- DATA EXCERPTS -
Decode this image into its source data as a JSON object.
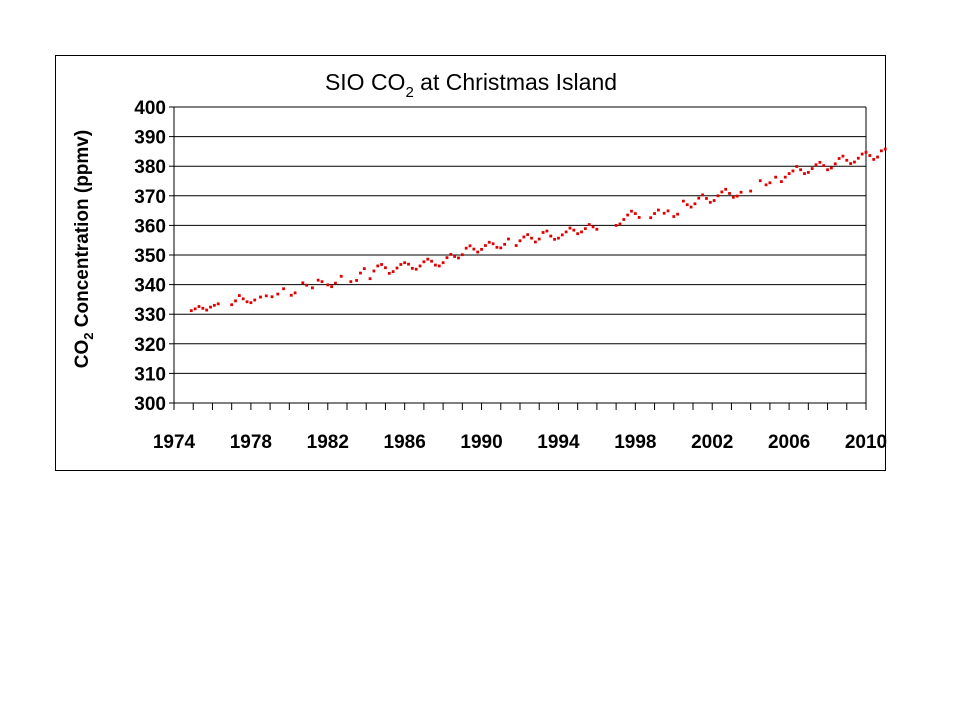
{
  "chart_data": {
    "type": "scatter",
    "title": "SIO CO",
    "title_subscript": "2",
    "title_suffix": " at Christmas Island",
    "ylabel": "CO",
    "ylabel_subscript": "2",
    "ylabel_suffix": " Concentration (ppmv)",
    "xlabel": "",
    "xlim": [
      1974,
      2010
    ],
    "ylim": [
      300,
      400
    ],
    "x_ticks": [
      "1974",
      "1978",
      "1982",
      "1986",
      "1990",
      "1994",
      "1998",
      "2002",
      "2006",
      "2010"
    ],
    "y_ticks": [
      "300",
      "310",
      "320",
      "330",
      "340",
      "350",
      "360",
      "370",
      "380",
      "390",
      "400"
    ],
    "grid": "horizontal",
    "legend": "none",
    "marker_color": "#e00000",
    "series": [
      {
        "points": [
          [
            1974.9,
            331.2
          ],
          [
            1975.1,
            331.8
          ],
          [
            1975.3,
            332.6
          ],
          [
            1975.5,
            332.0
          ],
          [
            1975.7,
            331.4
          ],
          [
            1975.9,
            332.4
          ],
          [
            1976.1,
            333.0
          ],
          [
            1976.3,
            333.5
          ],
          [
            1977.0,
            333.2
          ],
          [
            1977.2,
            334.5
          ],
          [
            1977.4,
            336.3
          ],
          [
            1977.6,
            335.2
          ],
          [
            1977.8,
            334.2
          ],
          [
            1978.0,
            333.9
          ],
          [
            1978.2,
            334.8
          ],
          [
            1978.5,
            335.8
          ],
          [
            1978.8,
            336.2
          ],
          [
            1979.1,
            335.9
          ],
          [
            1979.4,
            336.8
          ],
          [
            1979.7,
            338.6
          ],
          [
            1980.1,
            336.4
          ],
          [
            1980.3,
            337.2
          ],
          [
            1980.7,
            340.6
          ],
          [
            1980.9,
            339.8
          ],
          [
            1981.2,
            338.9
          ],
          [
            1981.5,
            341.5
          ],
          [
            1981.7,
            341.0
          ],
          [
            1982.0,
            339.9
          ],
          [
            1982.2,
            339.3
          ],
          [
            1982.4,
            340.5
          ],
          [
            1982.7,
            342.8
          ],
          [
            1983.2,
            341.0
          ],
          [
            1983.5,
            341.4
          ],
          [
            1983.7,
            343.9
          ],
          [
            1983.9,
            345.4
          ],
          [
            1984.2,
            342.0
          ],
          [
            1984.4,
            344.6
          ],
          [
            1984.6,
            346.3
          ],
          [
            1984.8,
            346.8
          ],
          [
            1985.0,
            345.7
          ],
          [
            1985.2,
            343.8
          ],
          [
            1985.4,
            344.4
          ],
          [
            1985.6,
            345.6
          ],
          [
            1985.8,
            346.8
          ],
          [
            1986.0,
            347.4
          ],
          [
            1986.2,
            346.9
          ],
          [
            1986.4,
            345.5
          ],
          [
            1986.6,
            345.2
          ],
          [
            1986.8,
            346.3
          ],
          [
            1987.0,
            347.7
          ],
          [
            1987.2,
            348.6
          ],
          [
            1987.4,
            347.9
          ],
          [
            1987.6,
            346.6
          ],
          [
            1987.8,
            346.3
          ],
          [
            1988.0,
            347.4
          ],
          [
            1988.2,
            349.1
          ],
          [
            1988.4,
            350.2
          ],
          [
            1988.6,
            349.5
          ],
          [
            1988.8,
            349.0
          ],
          [
            1989.0,
            350.1
          ],
          [
            1989.2,
            352.3
          ],
          [
            1989.4,
            353.1
          ],
          [
            1989.6,
            352.0
          ],
          [
            1989.8,
            351.0
          ],
          [
            1990.0,
            351.9
          ],
          [
            1990.2,
            353.2
          ],
          [
            1990.4,
            354.3
          ],
          [
            1990.6,
            353.8
          ],
          [
            1990.8,
            352.6
          ],
          [
            1991.0,
            352.4
          ],
          [
            1991.2,
            353.6
          ],
          [
            1991.4,
            355.4
          ],
          [
            1991.8,
            353.2
          ],
          [
            1992.0,
            354.8
          ],
          [
            1992.2,
            356.1
          ],
          [
            1992.4,
            356.9
          ],
          [
            1992.6,
            355.7
          ],
          [
            1992.8,
            354.4
          ],
          [
            1993.0,
            355.4
          ],
          [
            1993.2,
            357.6
          ],
          [
            1993.4,
            358.1
          ],
          [
            1993.6,
            356.4
          ],
          [
            1993.8,
            355.3
          ],
          [
            1994.0,
            355.7
          ],
          [
            1994.2,
            356.8
          ],
          [
            1994.4,
            357.8
          ],
          [
            1994.6,
            359.1
          ],
          [
            1994.8,
            358.4
          ],
          [
            1995.0,
            357.2
          ],
          [
            1995.2,
            357.8
          ],
          [
            1995.4,
            358.9
          ],
          [
            1995.6,
            360.3
          ],
          [
            1995.8,
            359.5
          ],
          [
            1996.0,
            358.7
          ],
          [
            1997.0,
            360.0
          ],
          [
            1997.2,
            360.5
          ],
          [
            1997.4,
            362.0
          ],
          [
            1997.6,
            363.5
          ],
          [
            1997.8,
            364.8
          ],
          [
            1998.0,
            364.0
          ],
          [
            1998.2,
            362.7
          ],
          [
            1998.8,
            362.6
          ],
          [
            1999.0,
            364.0
          ],
          [
            1999.2,
            365.2
          ],
          [
            1999.5,
            364.1
          ],
          [
            1999.7,
            364.9
          ],
          [
            2000.0,
            363.0
          ],
          [
            2000.2,
            363.8
          ],
          [
            2000.5,
            368.2
          ],
          [
            2000.7,
            367.0
          ],
          [
            2000.9,
            366.2
          ],
          [
            2001.1,
            367.3
          ],
          [
            2001.3,
            369.2
          ],
          [
            2001.5,
            370.3
          ],
          [
            2001.7,
            369.1
          ],
          [
            2001.9,
            367.8
          ],
          [
            2002.1,
            368.4
          ],
          [
            2002.3,
            370.0
          ],
          [
            2002.5,
            371.3
          ],
          [
            2002.7,
            372.2
          ],
          [
            2002.9,
            370.8
          ],
          [
            2003.1,
            369.5
          ],
          [
            2003.3,
            369.9
          ],
          [
            2003.5,
            371.2
          ],
          [
            2004.0,
            371.6
          ],
          [
            2004.5,
            375.1
          ],
          [
            2004.8,
            373.7
          ],
          [
            2005.0,
            374.4
          ],
          [
            2005.3,
            376.3
          ],
          [
            2005.6,
            374.8
          ],
          [
            2005.8,
            376.3
          ],
          [
            2006.0,
            377.5
          ],
          [
            2006.2,
            378.4
          ],
          [
            2006.4,
            379.9
          ],
          [
            2006.6,
            378.8
          ],
          [
            2006.8,
            377.5
          ],
          [
            2007.0,
            377.9
          ],
          [
            2007.2,
            379.2
          ],
          [
            2007.4,
            380.5
          ],
          [
            2007.6,
            381.3
          ],
          [
            2007.8,
            380.2
          ],
          [
            2008.0,
            378.8
          ],
          [
            2008.2,
            379.4
          ],
          [
            2008.4,
            380.8
          ],
          [
            2008.6,
            382.6
          ],
          [
            2008.8,
            383.4
          ],
          [
            2009.0,
            382.0
          ],
          [
            2009.2,
            380.9
          ],
          [
            2009.4,
            381.4
          ],
          [
            2009.6,
            382.7
          ],
          [
            2009.8,
            384.1
          ],
          [
            2010.0,
            384.7
          ],
          [
            2010.2,
            383.6
          ],
          [
            2010.4,
            382.3
          ],
          [
            2010.6,
            383.1
          ],
          [
            2010.8,
            385.2
          ],
          [
            2011.0,
            385.8
          ]
        ]
      }
    ]
  }
}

- THE TASK -
Without the pictures, reproduce every line of the records above exactly.

- EXERCISE OUTPUT -
Decode this image into its source data as a JSON object.
{
  "chart_data": {
    "type": "scatter",
    "title": "SIO CO",
    "title_subscript": "2",
    "title_suffix": " at Christmas Island",
    "ylabel": "CO",
    "ylabel_subscript": "2",
    "ylabel_suffix": " Concentration (ppmv)",
    "xlabel": "",
    "xlim": [
      1974,
      2010
    ],
    "ylim": [
      300,
      400
    ],
    "x_ticks": [
      "1974",
      "1978",
      "1982",
      "1986",
      "1990",
      "1994",
      "1998",
      "2002",
      "2006",
      "2010"
    ],
    "y_ticks": [
      "300",
      "310",
      "320",
      "330",
      "340",
      "350",
      "360",
      "370",
      "380",
      "390",
      "400"
    ],
    "grid": "horizontal",
    "legend": "none",
    "marker_color": "#e00000",
    "series": [
      {
        "points": [
          [
            1974.9,
            331.2
          ],
          [
            1975.1,
            331.8
          ],
          [
            1975.3,
            332.6
          ],
          [
            1975.5,
            332.0
          ],
          [
            1975.7,
            331.4
          ],
          [
            1975.9,
            332.4
          ],
          [
            1976.1,
            333.0
          ],
          [
            1976.3,
            333.5
          ],
          [
            1977.0,
            333.2
          ],
          [
            1977.2,
            334.5
          ],
          [
            1977.4,
            336.3
          ],
          [
            1977.6,
            335.2
          ],
          [
            1977.8,
            334.2
          ],
          [
            1978.0,
            333.9
          ],
          [
            1978.2,
            334.8
          ],
          [
            1978.5,
            335.8
          ],
          [
            1978.8,
            336.2
          ],
          [
            1979.1,
            335.9
          ],
          [
            1979.4,
            336.8
          ],
          [
            1979.7,
            338.6
          ],
          [
            1980.1,
            336.4
          ],
          [
            1980.3,
            337.2
          ],
          [
            1980.7,
            340.6
          ],
          [
            1980.9,
            339.8
          ],
          [
            1981.2,
            338.9
          ],
          [
            1981.5,
            341.5
          ],
          [
            1981.7,
            341.0
          ],
          [
            1982.0,
            339.9
          ],
          [
            1982.2,
            339.3
          ],
          [
            1982.4,
            340.5
          ],
          [
            1982.7,
            342.8
          ],
          [
            1983.2,
            341.0
          ],
          [
            1983.5,
            341.4
          ],
          [
            1983.7,
            343.9
          ],
          [
            1983.9,
            345.4
          ],
          [
            1984.2,
            342.0
          ],
          [
            1984.4,
            344.6
          ],
          [
            1984.6,
            346.3
          ],
          [
            1984.8,
            346.8
          ],
          [
            1985.0,
            345.7
          ],
          [
            1985.2,
            343.8
          ],
          [
            1985.4,
            344.4
          ],
          [
            1985.6,
            345.6
          ],
          [
            1985.8,
            346.8
          ],
          [
            1986.0,
            347.4
          ],
          [
            1986.2,
            346.9
          ],
          [
            1986.4,
            345.5
          ],
          [
            1986.6,
            345.2
          ],
          [
            1986.8,
            346.3
          ],
          [
            1987.0,
            347.7
          ],
          [
            1987.2,
            348.6
          ],
          [
            1987.4,
            347.9
          ],
          [
            1987.6,
            346.6
          ],
          [
            1987.8,
            346.3
          ],
          [
            1988.0,
            347.4
          ],
          [
            1988.2,
            349.1
          ],
          [
            1988.4,
            350.2
          ],
          [
            1988.6,
            349.5
          ],
          [
            1988.8,
            349.0
          ],
          [
            1989.0,
            350.1
          ],
          [
            1989.2,
            352.3
          ],
          [
            1989.4,
            353.1
          ],
          [
            1989.6,
            352.0
          ],
          [
            1989.8,
            351.0
          ],
          [
            1990.0,
            351.9
          ],
          [
            1990.2,
            353.2
          ],
          [
            1990.4,
            354.3
          ],
          [
            1990.6,
            353.8
          ],
          [
            1990.8,
            352.6
          ],
          [
            1991.0,
            352.4
          ],
          [
            1991.2,
            353.6
          ],
          [
            1991.4,
            355.4
          ],
          [
            1991.8,
            353.2
          ],
          [
            1992.0,
            354.8
          ],
          [
            1992.2,
            356.1
          ],
          [
            1992.4,
            356.9
          ],
          [
            1992.6,
            355.7
          ],
          [
            1992.8,
            354.4
          ],
          [
            1993.0,
            355.4
          ],
          [
            1993.2,
            357.6
          ],
          [
            1993.4,
            358.1
          ],
          [
            1993.6,
            356.4
          ],
          [
            1993.8,
            355.3
          ],
          [
            1994.0,
            355.7
          ],
          [
            1994.2,
            356.8
          ],
          [
            1994.4,
            357.8
          ],
          [
            1994.6,
            359.1
          ],
          [
            1994.8,
            358.4
          ],
          [
            1995.0,
            357.2
          ],
          [
            1995.2,
            357.8
          ],
          [
            1995.4,
            358.9
          ],
          [
            1995.6,
            360.3
          ],
          [
            1995.8,
            359.5
          ],
          [
            1996.0,
            358.7
          ],
          [
            1997.0,
            360.0
          ],
          [
            1997.2,
            360.5
          ],
          [
            1997.4,
            362.0
          ],
          [
            1997.6,
            363.5
          ],
          [
            1997.8,
            364.8
          ],
          [
            1998.0,
            364.0
          ],
          [
            1998.2,
            362.7
          ],
          [
            1998.8,
            362.6
          ],
          [
            1999.0,
            364.0
          ],
          [
            1999.2,
            365.2
          ],
          [
            1999.5,
            364.1
          ],
          [
            1999.7,
            364.9
          ],
          [
            2000.0,
            363.0
          ],
          [
            2000.2,
            363.8
          ],
          [
            2000.5,
            368.2
          ],
          [
            2000.7,
            367.0
          ],
          [
            2000.9,
            366.2
          ],
          [
            2001.1,
            367.3
          ],
          [
            2001.3,
            369.2
          ],
          [
            2001.5,
            370.3
          ],
          [
            2001.7,
            369.1
          ],
          [
            2001.9,
            367.8
          ],
          [
            2002.1,
            368.4
          ],
          [
            2002.3,
            370.0
          ],
          [
            2002.5,
            371.3
          ],
          [
            2002.7,
            372.2
          ],
          [
            2002.9,
            370.8
          ],
          [
            2003.1,
            369.5
          ],
          [
            2003.3,
            369.9
          ],
          [
            2003.5,
            371.2
          ],
          [
            2004.0,
            371.6
          ],
          [
            2004.5,
            375.1
          ],
          [
            2004.8,
            373.7
          ],
          [
            2005.0,
            374.4
          ],
          [
            2005.3,
            376.3
          ],
          [
            2005.6,
            374.8
          ],
          [
            2005.8,
            376.3
          ],
          [
            2006.0,
            377.5
          ],
          [
            2006.2,
            378.4
          ],
          [
            2006.4,
            379.9
          ],
          [
            2006.6,
            378.8
          ],
          [
            2006.8,
            377.5
          ],
          [
            2007.0,
            377.9
          ],
          [
            2007.2,
            379.2
          ],
          [
            2007.4,
            380.5
          ],
          [
            2007.6,
            381.3
          ],
          [
            2007.8,
            380.2
          ],
          [
            2008.0,
            378.8
          ],
          [
            2008.2,
            379.4
          ],
          [
            2008.4,
            380.8
          ],
          [
            2008.6,
            382.6
          ],
          [
            2008.8,
            383.4
          ],
          [
            2009.0,
            382.0
          ],
          [
            2009.2,
            380.9
          ],
          [
            2009.4,
            381.4
          ],
          [
            2009.6,
            382.7
          ],
          [
            2009.8,
            384.1
          ],
          [
            2010.0,
            384.7
          ],
          [
            2010.2,
            383.6
          ],
          [
            2010.4,
            382.3
          ],
          [
            2010.6,
            383.1
          ],
          [
            2010.8,
            385.2
          ],
          [
            2011.0,
            385.8
          ]
        ]
      }
    ]
  }
}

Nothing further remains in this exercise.